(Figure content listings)
■ ■ ■ ■ ■

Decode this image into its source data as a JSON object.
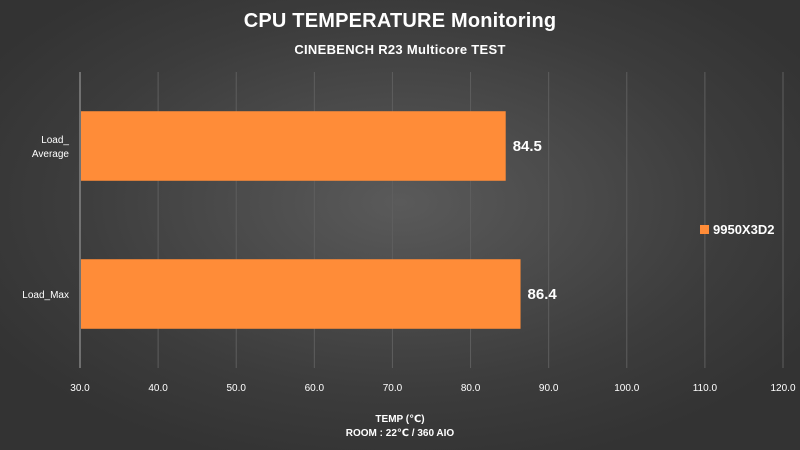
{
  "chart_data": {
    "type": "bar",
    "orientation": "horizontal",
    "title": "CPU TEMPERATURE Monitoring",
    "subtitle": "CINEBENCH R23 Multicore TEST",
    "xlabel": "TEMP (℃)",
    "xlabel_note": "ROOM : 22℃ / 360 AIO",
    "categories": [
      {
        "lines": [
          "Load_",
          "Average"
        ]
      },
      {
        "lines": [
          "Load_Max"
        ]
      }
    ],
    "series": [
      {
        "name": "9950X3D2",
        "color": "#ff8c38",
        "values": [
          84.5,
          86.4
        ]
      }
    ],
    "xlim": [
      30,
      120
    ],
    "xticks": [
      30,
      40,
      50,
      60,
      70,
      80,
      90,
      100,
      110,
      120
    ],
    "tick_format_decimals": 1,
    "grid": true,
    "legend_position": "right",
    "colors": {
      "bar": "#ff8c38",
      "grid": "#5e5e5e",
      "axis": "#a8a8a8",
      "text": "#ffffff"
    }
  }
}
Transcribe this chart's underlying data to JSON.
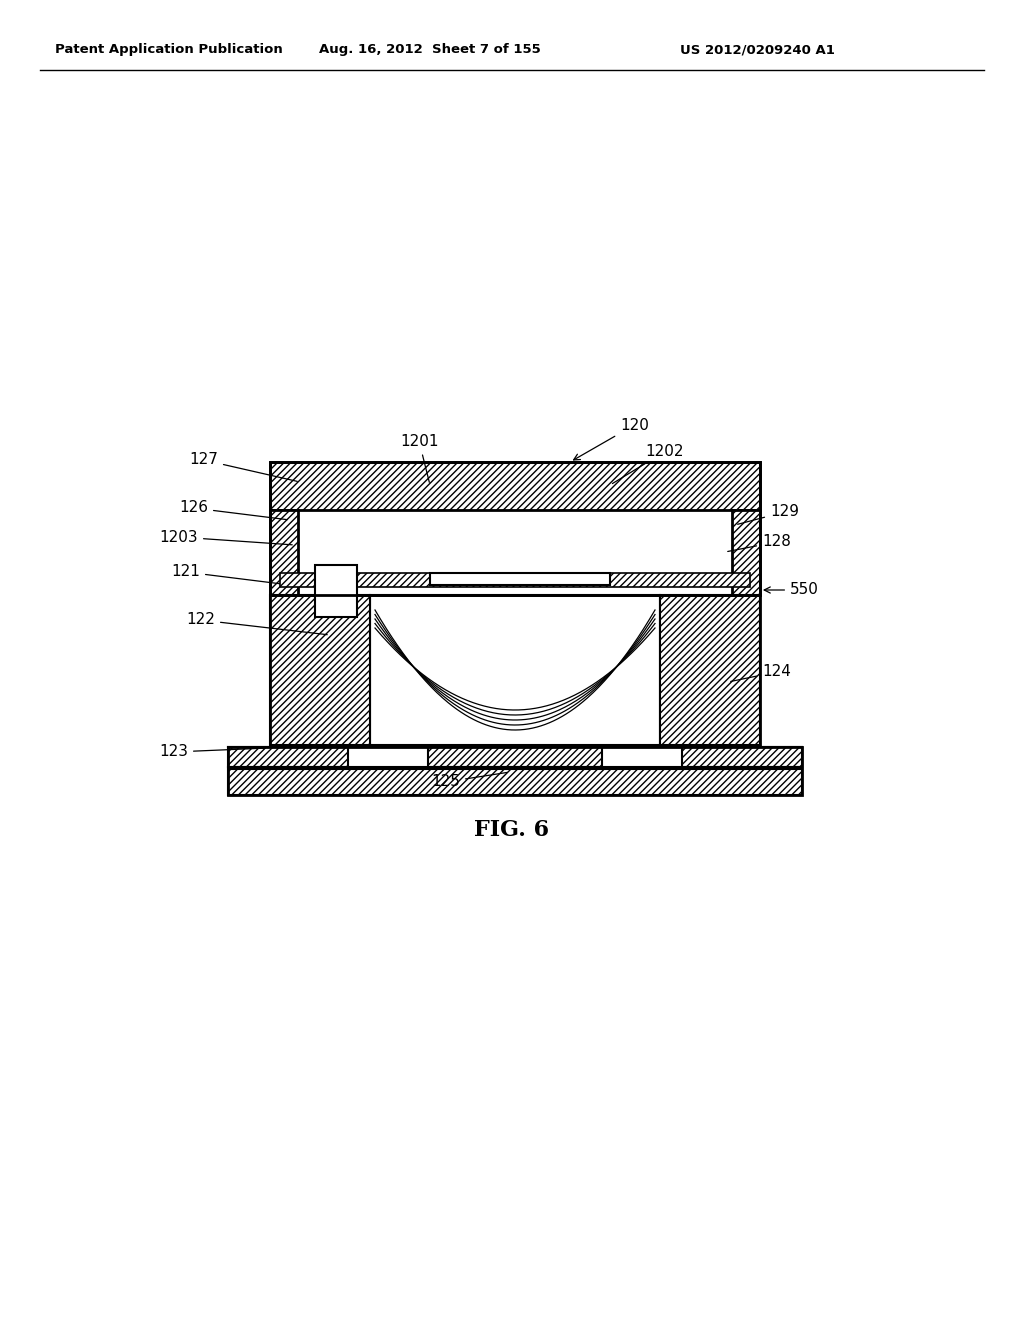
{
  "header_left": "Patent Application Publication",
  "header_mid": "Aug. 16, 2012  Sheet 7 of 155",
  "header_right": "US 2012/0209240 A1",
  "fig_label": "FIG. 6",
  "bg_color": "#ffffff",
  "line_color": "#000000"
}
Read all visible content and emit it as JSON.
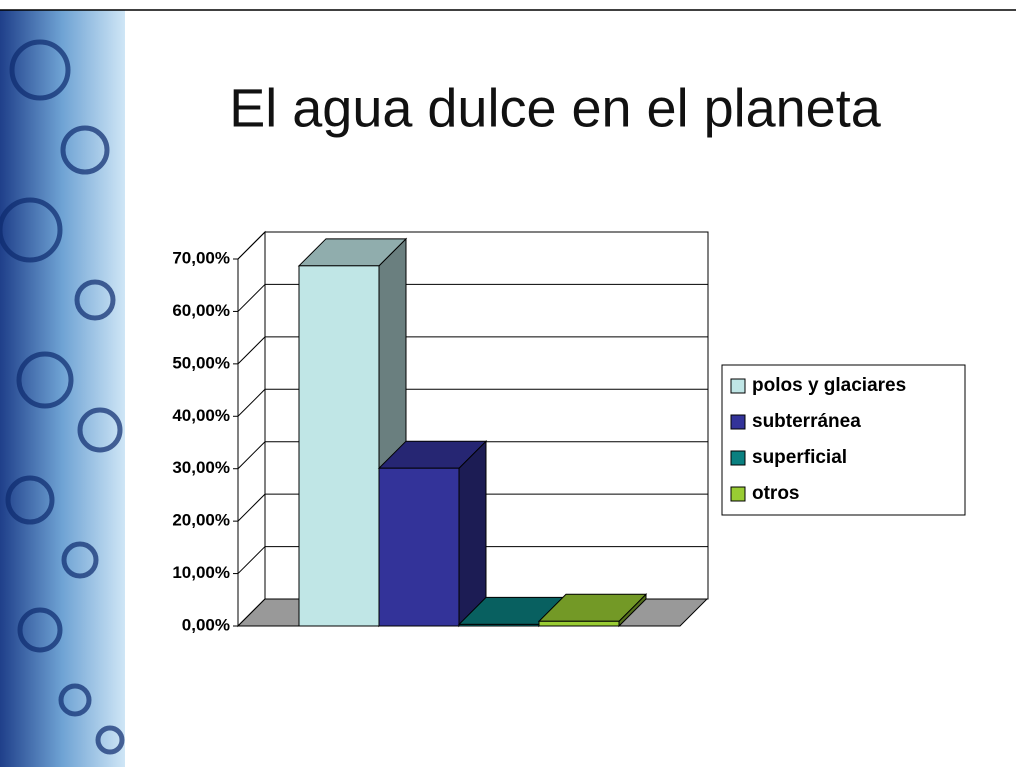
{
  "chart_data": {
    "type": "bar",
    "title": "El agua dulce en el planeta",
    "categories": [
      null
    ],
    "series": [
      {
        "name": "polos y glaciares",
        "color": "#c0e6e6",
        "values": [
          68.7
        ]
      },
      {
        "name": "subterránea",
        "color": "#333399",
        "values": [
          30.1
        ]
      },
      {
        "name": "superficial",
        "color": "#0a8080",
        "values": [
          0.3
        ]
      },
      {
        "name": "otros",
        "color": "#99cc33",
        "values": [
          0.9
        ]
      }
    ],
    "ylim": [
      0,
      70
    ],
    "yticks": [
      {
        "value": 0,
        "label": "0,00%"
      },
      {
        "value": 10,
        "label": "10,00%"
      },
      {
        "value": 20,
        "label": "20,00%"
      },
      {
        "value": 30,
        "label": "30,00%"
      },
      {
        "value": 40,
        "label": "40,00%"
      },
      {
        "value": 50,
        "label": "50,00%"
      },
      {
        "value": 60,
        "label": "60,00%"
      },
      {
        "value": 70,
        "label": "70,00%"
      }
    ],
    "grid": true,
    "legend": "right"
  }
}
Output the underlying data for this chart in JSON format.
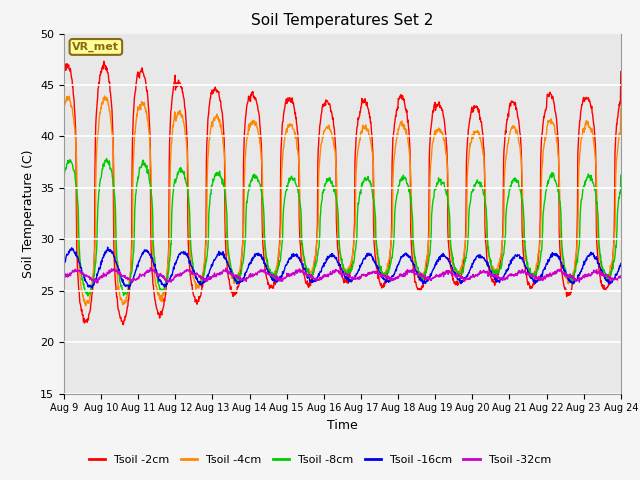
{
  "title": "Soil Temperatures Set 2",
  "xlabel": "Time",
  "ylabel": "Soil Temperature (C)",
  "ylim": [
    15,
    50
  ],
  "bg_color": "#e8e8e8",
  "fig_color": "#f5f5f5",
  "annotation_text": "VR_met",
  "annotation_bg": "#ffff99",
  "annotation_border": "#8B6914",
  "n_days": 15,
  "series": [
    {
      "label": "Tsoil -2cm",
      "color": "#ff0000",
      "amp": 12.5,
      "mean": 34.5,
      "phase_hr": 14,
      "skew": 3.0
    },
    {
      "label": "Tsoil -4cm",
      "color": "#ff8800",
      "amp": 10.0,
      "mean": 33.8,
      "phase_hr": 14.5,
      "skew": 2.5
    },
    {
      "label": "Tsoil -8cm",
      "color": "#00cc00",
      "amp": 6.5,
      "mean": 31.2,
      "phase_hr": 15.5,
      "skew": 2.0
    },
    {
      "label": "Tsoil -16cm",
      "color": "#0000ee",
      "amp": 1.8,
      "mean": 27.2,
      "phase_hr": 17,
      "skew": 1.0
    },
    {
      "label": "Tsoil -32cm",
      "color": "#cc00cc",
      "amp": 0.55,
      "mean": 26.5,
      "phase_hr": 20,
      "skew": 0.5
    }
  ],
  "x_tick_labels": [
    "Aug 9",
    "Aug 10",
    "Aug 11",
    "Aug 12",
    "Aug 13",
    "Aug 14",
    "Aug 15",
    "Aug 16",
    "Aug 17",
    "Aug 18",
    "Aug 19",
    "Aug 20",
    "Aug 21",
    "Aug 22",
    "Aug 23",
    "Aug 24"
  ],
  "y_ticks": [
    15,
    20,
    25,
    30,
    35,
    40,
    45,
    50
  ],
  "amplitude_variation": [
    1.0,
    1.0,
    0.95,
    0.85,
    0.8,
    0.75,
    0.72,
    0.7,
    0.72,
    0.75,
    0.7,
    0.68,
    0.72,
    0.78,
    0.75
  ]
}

■ ■ ■ ■ ■

== WHAT TO PRODUCE ==
Quote the records in their entirety, keeping the wording exact and excluding pictures.

== EXERCISE SOLUTION ==
Decode this image into its source data as a JSON object.
{
  "chart_data": {
    "type": "bar",
    "orientation": "horizontal",
    "title": "CPU TEMPERATURE Monitoring",
    "subtitle": "CINEBENCH R23 Multicore TEST",
    "xlabel": "TEMP (℃)",
    "xlabel_note": "ROOM : 22℃ / 360 AIO",
    "categories": [
      {
        "lines": [
          "Load_",
          "Average"
        ]
      },
      {
        "lines": [
          "Load_Max"
        ]
      }
    ],
    "series": [
      {
        "name": "9950X3D2",
        "color": "#ff8c38",
        "values": [
          84.5,
          86.4
        ]
      }
    ],
    "xlim": [
      30,
      120
    ],
    "xticks": [
      30,
      40,
      50,
      60,
      70,
      80,
      90,
      100,
      110,
      120
    ],
    "tick_format_decimals": 1,
    "grid": true,
    "legend_position": "right",
    "colors": {
      "bar": "#ff8c38",
      "grid": "#5e5e5e",
      "axis": "#a8a8a8",
      "text": "#ffffff"
    }
  }
}
Transcribe this chart's underlying data to JSON.
{
  "header_left": "Patent Application Publication",
  "header_mid": "Aug. 16, 2012  Sheet 7 of 155",
  "header_right": "US 2012/0209240 A1",
  "fig_label": "FIG. 6",
  "bg_color": "#ffffff",
  "line_color": "#000000"
}
Read all visible content and emit it as JSON.
{
  "chart_data": {
    "type": "bar",
    "title": "El agua dulce en el planeta",
    "categories": [
      null
    ],
    "series": [
      {
        "name": "polos y glaciares",
        "color": "#c0e6e6",
        "values": [
          68.7
        ]
      },
      {
        "name": "subterránea",
        "color": "#333399",
        "values": [
          30.1
        ]
      },
      {
        "name": "superficial",
        "color": "#0a8080",
        "values": [
          0.3
        ]
      },
      {
        "name": "otros",
        "color": "#99cc33",
        "values": [
          0.9
        ]
      }
    ],
    "ylim": [
      0,
      70
    ],
    "yticks": [
      {
        "value": 0,
        "label": "0,00%"
      },
      {
        "value": 10,
        "label": "10,00%"
      },
      {
        "value": 20,
        "label": "20,00%"
      },
      {
        "value": 30,
        "label": "30,00%"
      },
      {
        "value": 40,
        "label": "40,00%"
      },
      {
        "value": 50,
        "label": "50,00%"
      },
      {
        "value": 60,
        "label": "60,00%"
      },
      {
        "value": 70,
        "label": "70,00%"
      }
    ],
    "grid": true,
    "legend": "right"
  }
}
Output the underlying data for this chart in JSON format.
{
  "title": "Soil Temperatures Set 2",
  "xlabel": "Time",
  "ylabel": "Soil Temperature (C)",
  "ylim": [
    15,
    50
  ],
  "bg_color": "#e8e8e8",
  "fig_color": "#f5f5f5",
  "annotation_text": "VR_met",
  "annotation_bg": "#ffff99",
  "annotation_border": "#8B6914",
  "n_days": 15,
  "series": [
    {
      "label": "Tsoil -2cm",
      "color": "#ff0000",
      "amp": 12.5,
      "mean": 34.5,
      "phase_hr": 14,
      "skew": 3.0
    },
    {
      "label": "Tsoil -4cm",
      "color": "#ff8800",
      "amp": 10.0,
      "mean": 33.8,
      "phase_hr": 14.5,
      "skew": 2.5
    },
    {
      "label": "Tsoil -8cm",
      "color": "#00cc00",
      "amp": 6.5,
      "mean": 31.2,
      "phase_hr": 15.5,
      "skew": 2.0
    },
    {
      "label": "Tsoil -16cm",
      "color": "#0000ee",
      "amp": 1.8,
      "mean": 27.2,
      "phase_hr": 17,
      "skew": 1.0
    },
    {
      "label": "Tsoil -32cm",
      "color": "#cc00cc",
      "amp": 0.55,
      "mean": 26.5,
      "phase_hr": 20,
      "skew": 0.5
    }
  ],
  "x_tick_labels": [
    "Aug 9",
    "Aug 10",
    "Aug 11",
    "Aug 12",
    "Aug 13",
    "Aug 14",
    "Aug 15",
    "Aug 16",
    "Aug 17",
    "Aug 18",
    "Aug 19",
    "Aug 20",
    "Aug 21",
    "Aug 22",
    "Aug 23",
    "Aug 24"
  ],
  "y_ticks": [
    15,
    20,
    25,
    30,
    35,
    40,
    45,
    50
  ],
  "amplitude_variation": [
    1.0,
    1.0,
    0.95,
    0.85,
    0.8,
    0.75,
    0.72,
    0.7,
    0.72,
    0.75,
    0.7,
    0.68,
    0.72,
    0.78,
    0.75
  ]
}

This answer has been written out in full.